### Stated task
For the entries below, how many lines include the word "Diversartikel"? Give the figure and nothing more.

_ _ _ _ _ _ _

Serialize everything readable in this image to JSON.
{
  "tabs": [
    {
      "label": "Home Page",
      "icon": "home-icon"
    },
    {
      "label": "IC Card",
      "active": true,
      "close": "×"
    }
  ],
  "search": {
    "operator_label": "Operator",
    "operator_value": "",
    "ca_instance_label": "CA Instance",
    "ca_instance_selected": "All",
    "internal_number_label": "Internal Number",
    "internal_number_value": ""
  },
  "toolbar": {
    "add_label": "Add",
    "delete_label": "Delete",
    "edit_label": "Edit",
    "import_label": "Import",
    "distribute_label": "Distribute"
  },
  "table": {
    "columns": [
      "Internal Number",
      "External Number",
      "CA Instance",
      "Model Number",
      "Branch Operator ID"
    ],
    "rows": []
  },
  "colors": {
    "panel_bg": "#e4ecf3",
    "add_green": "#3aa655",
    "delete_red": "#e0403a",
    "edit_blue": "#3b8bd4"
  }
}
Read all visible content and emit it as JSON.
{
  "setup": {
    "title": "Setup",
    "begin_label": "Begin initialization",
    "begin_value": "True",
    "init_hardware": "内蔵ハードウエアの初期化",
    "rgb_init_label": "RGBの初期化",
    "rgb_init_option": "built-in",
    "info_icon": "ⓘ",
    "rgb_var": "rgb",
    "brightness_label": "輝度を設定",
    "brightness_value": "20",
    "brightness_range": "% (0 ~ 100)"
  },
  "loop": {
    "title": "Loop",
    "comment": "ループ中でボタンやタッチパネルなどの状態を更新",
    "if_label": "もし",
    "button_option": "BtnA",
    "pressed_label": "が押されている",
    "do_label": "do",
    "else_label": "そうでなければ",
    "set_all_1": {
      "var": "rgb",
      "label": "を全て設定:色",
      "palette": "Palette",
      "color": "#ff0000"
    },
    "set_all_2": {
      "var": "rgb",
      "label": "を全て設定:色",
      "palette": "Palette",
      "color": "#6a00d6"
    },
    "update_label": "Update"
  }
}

_ _ _ _ _ _ _

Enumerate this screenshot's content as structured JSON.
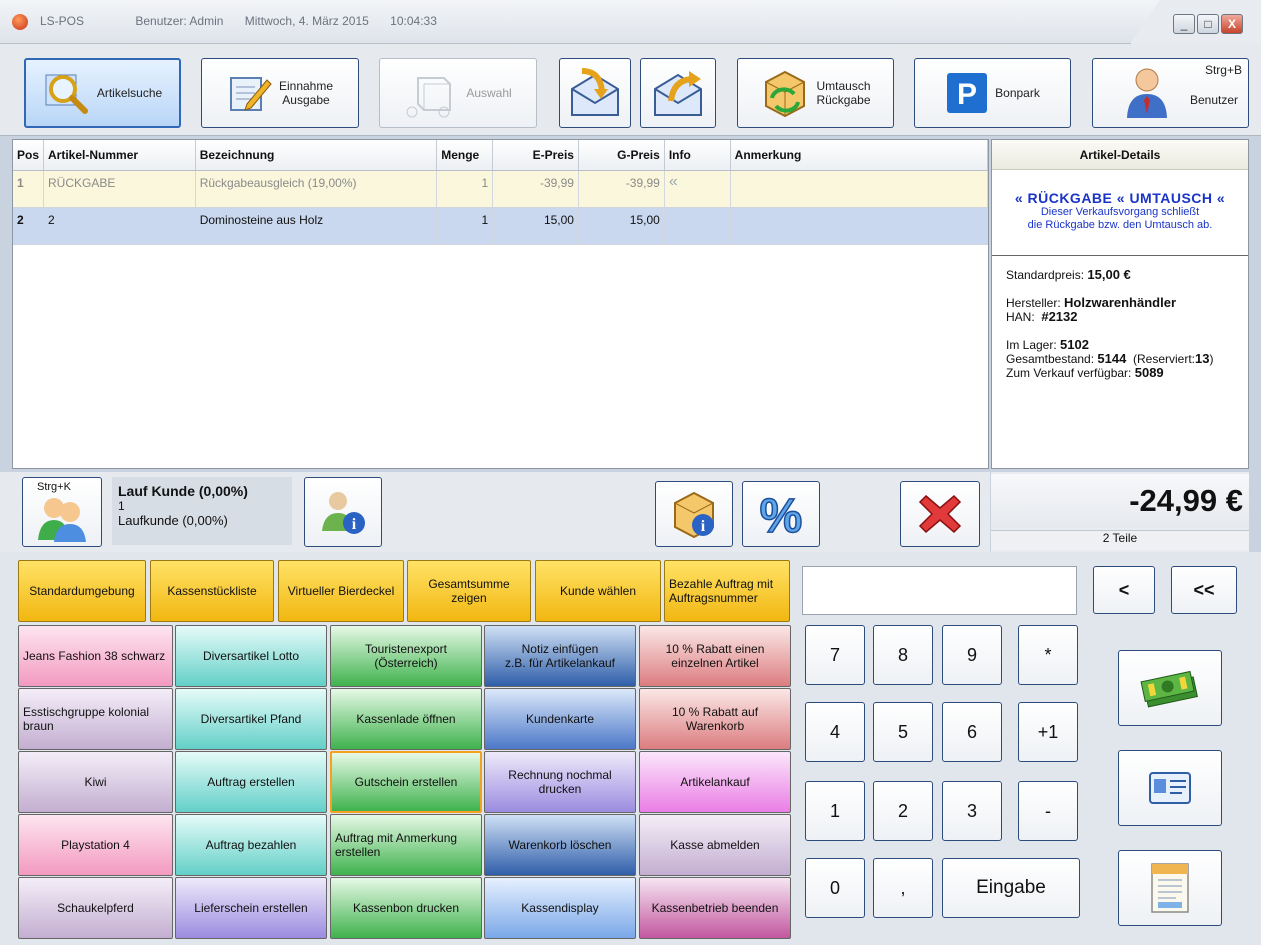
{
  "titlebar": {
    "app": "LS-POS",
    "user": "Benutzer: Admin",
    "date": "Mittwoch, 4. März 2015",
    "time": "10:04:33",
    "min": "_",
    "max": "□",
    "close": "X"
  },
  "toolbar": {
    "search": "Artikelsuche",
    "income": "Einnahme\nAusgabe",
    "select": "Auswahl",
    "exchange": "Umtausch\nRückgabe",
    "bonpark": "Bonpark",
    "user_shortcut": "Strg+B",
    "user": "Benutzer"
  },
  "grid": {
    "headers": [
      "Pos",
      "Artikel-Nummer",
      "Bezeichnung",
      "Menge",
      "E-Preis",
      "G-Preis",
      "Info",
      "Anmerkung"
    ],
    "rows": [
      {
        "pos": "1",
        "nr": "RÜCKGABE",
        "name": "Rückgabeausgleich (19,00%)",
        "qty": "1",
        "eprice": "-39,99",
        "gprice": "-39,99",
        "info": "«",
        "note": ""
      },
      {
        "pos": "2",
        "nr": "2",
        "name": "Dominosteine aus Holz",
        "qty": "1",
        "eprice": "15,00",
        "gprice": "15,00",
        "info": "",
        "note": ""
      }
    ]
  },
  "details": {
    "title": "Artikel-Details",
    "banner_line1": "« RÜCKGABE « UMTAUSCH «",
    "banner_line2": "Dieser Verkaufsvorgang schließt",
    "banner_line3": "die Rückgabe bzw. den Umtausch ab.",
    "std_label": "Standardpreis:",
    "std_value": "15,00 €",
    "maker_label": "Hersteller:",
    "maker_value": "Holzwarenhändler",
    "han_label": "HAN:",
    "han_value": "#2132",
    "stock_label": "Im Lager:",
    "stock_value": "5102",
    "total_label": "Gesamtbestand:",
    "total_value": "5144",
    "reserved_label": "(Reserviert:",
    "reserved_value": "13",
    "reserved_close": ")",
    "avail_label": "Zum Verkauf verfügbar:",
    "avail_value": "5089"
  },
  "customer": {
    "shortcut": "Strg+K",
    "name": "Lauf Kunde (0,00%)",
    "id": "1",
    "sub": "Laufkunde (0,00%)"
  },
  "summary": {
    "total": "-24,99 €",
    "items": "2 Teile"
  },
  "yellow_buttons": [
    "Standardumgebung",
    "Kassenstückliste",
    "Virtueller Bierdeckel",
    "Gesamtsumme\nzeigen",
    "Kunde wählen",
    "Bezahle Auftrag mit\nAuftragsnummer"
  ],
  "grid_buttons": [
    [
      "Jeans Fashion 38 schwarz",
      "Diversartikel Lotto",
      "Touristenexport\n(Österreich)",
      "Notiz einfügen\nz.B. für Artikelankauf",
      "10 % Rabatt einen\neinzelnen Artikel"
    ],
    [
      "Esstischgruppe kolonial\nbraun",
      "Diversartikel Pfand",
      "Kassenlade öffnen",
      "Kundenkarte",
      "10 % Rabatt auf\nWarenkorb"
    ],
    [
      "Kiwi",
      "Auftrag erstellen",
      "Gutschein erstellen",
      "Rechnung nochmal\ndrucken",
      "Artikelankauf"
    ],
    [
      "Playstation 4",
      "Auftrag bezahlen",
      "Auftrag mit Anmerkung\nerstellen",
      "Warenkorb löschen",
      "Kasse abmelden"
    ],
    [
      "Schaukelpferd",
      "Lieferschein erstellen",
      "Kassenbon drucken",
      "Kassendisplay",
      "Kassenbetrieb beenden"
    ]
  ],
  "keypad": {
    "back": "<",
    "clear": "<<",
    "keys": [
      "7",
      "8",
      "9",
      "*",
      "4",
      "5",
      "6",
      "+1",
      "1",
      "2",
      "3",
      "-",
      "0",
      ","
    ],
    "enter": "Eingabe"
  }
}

_ _ _ _ _ _ _

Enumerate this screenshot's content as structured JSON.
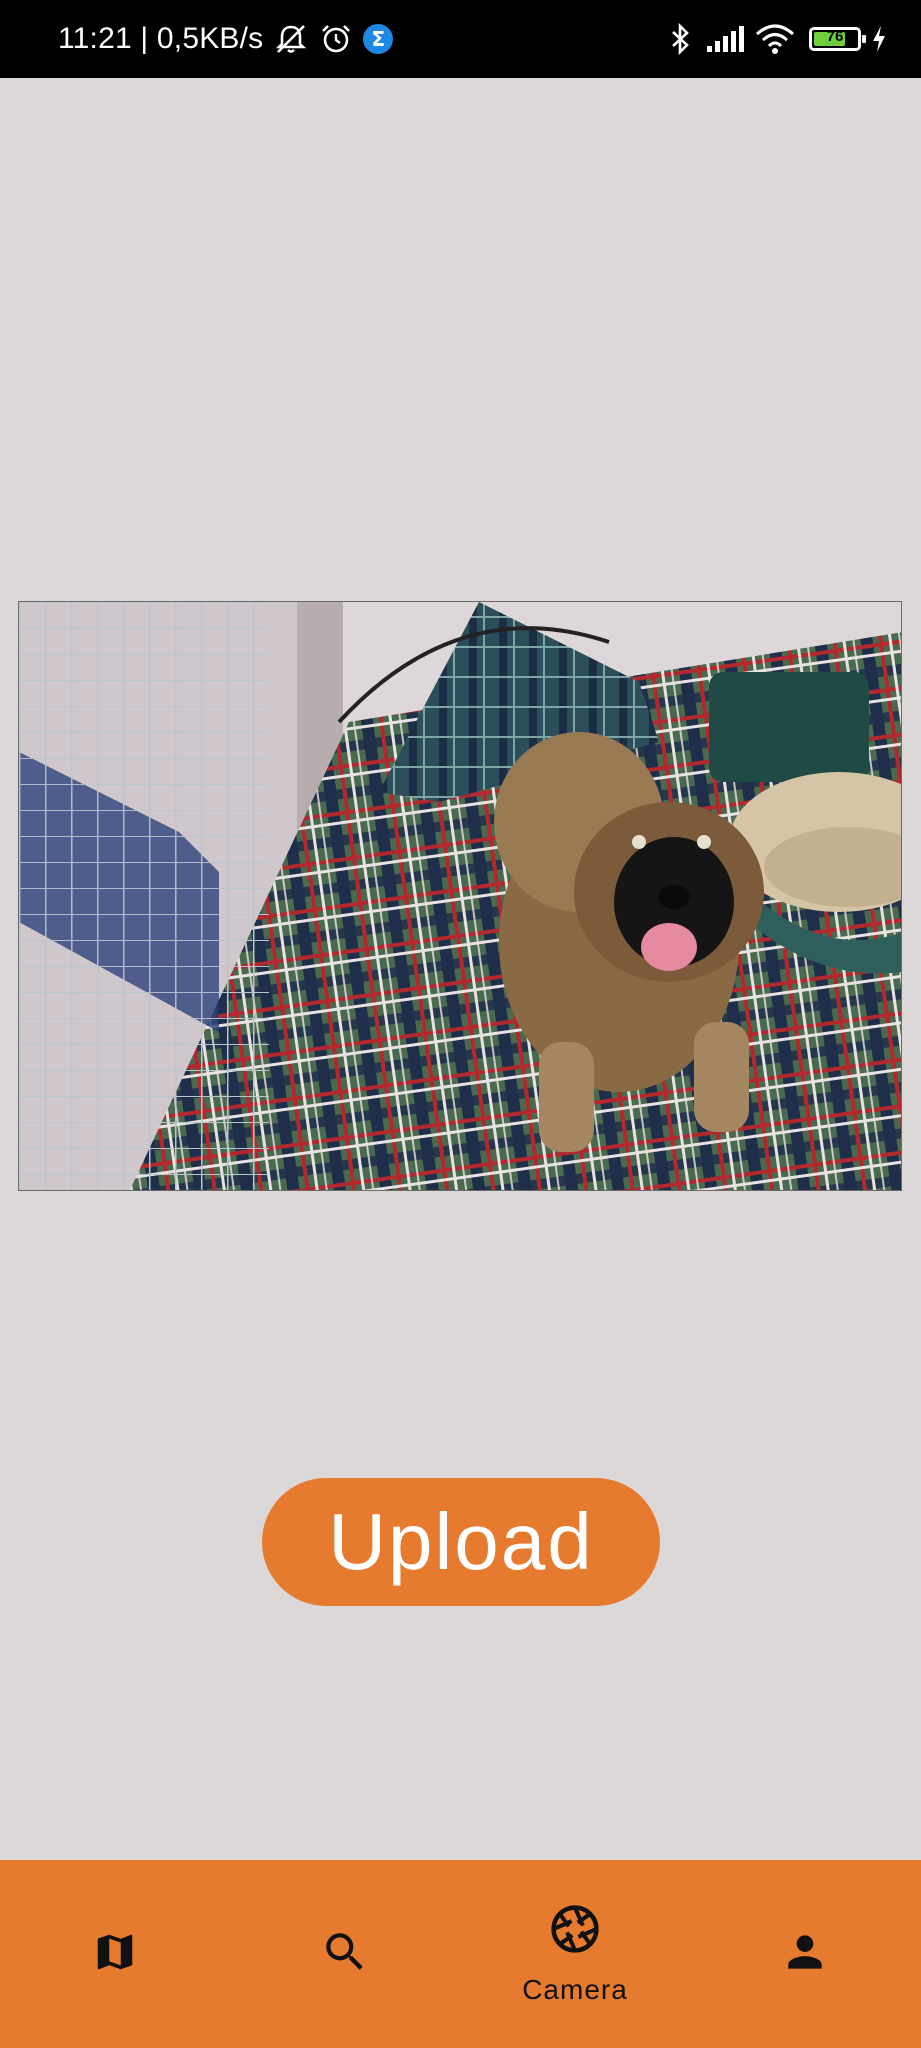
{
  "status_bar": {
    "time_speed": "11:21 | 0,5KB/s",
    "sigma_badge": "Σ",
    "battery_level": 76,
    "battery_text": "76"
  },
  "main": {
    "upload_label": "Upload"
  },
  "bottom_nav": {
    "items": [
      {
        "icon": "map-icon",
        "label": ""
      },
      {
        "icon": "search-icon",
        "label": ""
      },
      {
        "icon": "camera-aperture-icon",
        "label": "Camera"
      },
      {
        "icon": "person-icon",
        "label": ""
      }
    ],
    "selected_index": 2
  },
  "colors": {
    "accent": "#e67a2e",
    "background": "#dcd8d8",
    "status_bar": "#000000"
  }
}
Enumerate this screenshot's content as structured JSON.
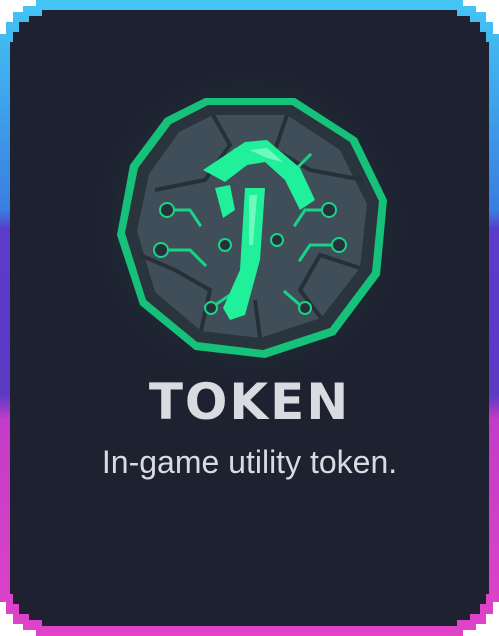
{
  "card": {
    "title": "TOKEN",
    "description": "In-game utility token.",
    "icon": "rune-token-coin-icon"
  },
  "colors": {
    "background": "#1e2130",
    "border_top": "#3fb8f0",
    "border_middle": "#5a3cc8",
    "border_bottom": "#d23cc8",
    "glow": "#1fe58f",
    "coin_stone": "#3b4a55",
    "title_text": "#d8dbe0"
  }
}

_ _ _ _ _ _ _

### Solution below
2